What you should do:
Collect each line of the entries that holds the string "Rana".

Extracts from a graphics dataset

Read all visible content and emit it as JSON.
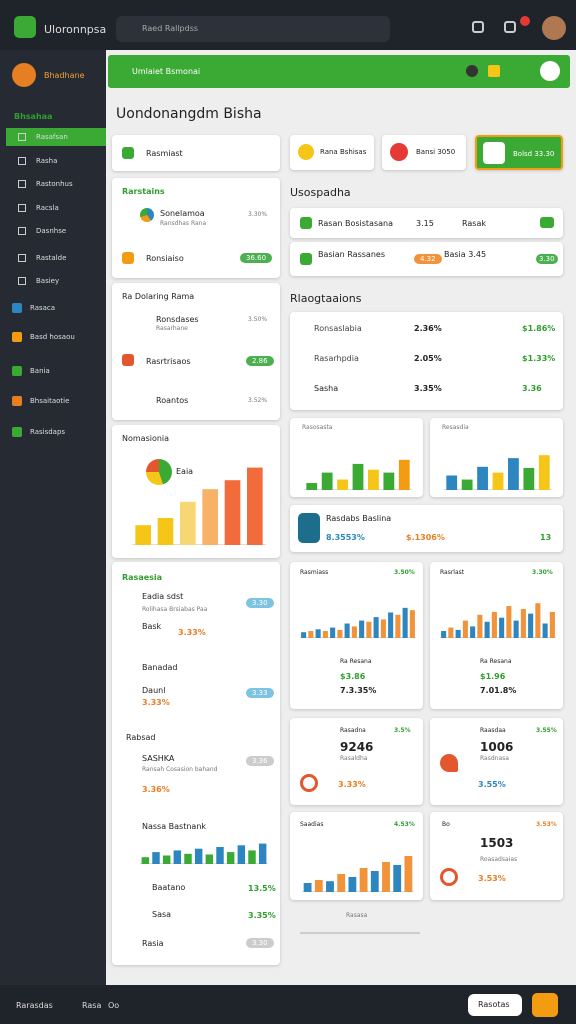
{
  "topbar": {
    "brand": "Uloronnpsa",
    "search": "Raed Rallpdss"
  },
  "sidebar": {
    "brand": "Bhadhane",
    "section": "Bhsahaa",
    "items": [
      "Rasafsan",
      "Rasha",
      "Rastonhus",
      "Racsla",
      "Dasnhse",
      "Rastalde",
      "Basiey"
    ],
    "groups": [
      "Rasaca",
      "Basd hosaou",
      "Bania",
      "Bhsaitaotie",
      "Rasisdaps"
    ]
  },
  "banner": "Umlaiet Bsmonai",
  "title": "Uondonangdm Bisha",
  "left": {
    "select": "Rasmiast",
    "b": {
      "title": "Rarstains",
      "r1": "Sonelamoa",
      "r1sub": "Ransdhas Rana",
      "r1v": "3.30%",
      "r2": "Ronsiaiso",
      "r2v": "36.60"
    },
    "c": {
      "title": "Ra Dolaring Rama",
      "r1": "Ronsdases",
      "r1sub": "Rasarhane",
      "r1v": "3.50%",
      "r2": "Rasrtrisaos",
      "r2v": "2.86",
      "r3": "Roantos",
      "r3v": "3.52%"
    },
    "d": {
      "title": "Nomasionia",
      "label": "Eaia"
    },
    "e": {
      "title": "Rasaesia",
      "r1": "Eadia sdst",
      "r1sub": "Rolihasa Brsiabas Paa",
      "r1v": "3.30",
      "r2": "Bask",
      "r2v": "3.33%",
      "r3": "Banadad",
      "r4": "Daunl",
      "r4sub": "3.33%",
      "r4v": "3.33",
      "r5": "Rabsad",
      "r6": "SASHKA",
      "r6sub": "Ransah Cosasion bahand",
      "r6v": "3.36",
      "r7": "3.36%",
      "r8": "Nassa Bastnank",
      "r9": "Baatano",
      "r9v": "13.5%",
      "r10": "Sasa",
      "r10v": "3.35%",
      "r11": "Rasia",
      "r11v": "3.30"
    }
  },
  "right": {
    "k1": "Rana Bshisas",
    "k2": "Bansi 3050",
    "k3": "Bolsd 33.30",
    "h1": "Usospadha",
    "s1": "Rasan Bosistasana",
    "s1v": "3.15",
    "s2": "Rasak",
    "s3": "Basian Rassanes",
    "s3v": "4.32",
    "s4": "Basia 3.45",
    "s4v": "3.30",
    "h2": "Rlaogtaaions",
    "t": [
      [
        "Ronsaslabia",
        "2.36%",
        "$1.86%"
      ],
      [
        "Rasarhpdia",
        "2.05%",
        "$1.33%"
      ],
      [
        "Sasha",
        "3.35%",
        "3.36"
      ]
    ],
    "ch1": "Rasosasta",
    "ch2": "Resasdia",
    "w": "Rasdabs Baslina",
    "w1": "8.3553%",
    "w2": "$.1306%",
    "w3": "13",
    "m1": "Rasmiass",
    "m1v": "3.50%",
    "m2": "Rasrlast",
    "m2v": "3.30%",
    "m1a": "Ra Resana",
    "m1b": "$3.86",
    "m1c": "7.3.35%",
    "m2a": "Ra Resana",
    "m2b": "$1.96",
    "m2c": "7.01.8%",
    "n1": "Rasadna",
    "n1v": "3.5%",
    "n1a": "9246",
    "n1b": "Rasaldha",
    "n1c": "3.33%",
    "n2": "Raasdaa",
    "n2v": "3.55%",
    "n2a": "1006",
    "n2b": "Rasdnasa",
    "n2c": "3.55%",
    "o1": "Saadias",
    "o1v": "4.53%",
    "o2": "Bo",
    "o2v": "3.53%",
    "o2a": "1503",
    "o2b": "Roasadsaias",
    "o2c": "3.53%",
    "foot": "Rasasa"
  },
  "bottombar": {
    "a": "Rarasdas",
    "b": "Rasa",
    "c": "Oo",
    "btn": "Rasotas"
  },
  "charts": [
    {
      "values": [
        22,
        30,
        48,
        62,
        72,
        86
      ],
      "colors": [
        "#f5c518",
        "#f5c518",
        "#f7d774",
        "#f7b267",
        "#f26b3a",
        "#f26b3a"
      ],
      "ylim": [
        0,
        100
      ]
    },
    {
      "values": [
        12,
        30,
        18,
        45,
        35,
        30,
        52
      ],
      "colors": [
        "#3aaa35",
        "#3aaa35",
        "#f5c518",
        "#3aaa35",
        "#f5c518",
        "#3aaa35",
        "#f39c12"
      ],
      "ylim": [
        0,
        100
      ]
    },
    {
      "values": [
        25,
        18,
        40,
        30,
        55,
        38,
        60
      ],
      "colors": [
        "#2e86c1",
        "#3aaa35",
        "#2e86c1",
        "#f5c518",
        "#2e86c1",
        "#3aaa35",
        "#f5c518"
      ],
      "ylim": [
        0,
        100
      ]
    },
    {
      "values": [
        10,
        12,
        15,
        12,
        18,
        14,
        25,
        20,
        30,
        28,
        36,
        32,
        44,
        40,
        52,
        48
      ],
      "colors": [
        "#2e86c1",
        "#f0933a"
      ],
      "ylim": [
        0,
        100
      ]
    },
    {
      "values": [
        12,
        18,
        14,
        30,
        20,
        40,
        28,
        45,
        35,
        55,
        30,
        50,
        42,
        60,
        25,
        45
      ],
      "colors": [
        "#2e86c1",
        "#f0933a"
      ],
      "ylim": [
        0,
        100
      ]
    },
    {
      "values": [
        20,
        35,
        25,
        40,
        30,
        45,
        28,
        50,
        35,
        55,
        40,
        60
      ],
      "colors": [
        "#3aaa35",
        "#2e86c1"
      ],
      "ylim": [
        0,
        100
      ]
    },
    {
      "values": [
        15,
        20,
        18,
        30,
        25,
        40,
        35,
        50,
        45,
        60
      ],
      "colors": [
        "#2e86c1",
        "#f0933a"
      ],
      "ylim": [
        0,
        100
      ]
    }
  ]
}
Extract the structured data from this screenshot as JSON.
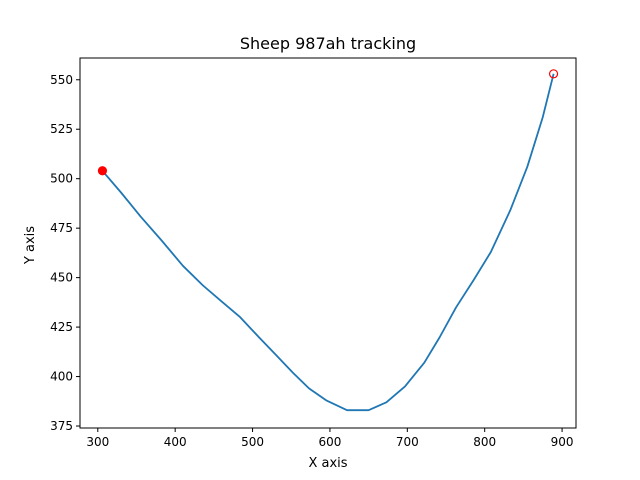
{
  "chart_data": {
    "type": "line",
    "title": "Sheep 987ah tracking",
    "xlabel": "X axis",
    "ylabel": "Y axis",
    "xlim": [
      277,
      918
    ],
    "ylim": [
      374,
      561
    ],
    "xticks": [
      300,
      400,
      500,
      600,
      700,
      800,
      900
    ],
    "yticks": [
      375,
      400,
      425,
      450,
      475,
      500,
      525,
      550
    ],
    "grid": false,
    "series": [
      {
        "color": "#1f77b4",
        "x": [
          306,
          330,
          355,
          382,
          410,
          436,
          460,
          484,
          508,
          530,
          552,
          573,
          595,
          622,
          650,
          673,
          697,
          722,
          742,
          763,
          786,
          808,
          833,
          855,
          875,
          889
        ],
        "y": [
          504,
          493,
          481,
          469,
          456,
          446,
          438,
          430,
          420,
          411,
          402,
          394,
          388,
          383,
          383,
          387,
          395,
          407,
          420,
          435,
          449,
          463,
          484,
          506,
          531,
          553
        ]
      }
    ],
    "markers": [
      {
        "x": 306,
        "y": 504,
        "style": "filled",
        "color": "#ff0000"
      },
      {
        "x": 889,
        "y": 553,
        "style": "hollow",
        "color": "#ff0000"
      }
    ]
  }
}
==
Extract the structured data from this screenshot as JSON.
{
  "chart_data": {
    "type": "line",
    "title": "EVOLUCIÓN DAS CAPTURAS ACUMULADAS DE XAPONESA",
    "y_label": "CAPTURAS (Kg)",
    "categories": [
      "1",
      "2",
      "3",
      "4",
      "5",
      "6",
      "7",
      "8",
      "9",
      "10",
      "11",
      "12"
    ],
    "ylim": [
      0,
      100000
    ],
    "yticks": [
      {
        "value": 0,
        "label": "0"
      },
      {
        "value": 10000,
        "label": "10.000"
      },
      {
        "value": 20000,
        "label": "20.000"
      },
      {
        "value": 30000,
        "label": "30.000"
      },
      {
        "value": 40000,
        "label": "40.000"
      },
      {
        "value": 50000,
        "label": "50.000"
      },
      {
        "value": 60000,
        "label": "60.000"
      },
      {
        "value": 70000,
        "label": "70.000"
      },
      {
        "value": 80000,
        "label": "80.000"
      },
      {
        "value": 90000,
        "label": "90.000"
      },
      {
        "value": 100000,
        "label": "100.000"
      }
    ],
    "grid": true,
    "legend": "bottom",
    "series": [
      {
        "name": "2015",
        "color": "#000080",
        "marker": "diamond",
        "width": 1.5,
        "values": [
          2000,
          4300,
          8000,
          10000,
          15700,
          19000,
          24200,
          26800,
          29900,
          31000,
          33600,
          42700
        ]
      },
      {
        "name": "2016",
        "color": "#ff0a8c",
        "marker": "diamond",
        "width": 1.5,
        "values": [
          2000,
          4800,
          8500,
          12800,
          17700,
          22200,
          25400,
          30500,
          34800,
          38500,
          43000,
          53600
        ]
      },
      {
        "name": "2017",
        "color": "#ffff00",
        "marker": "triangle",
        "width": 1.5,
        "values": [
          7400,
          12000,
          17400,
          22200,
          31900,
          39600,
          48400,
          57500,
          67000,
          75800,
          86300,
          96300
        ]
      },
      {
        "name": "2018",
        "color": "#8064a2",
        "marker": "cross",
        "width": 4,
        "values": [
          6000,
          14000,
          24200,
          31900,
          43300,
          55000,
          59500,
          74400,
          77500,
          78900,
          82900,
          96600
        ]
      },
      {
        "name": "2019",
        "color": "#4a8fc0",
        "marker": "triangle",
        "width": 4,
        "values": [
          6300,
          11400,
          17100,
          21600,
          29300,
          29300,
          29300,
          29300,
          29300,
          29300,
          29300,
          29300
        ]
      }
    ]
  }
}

Answer:
      "r1sub": "Ransdhas Rana",
    "k1": "Rana Bshisas",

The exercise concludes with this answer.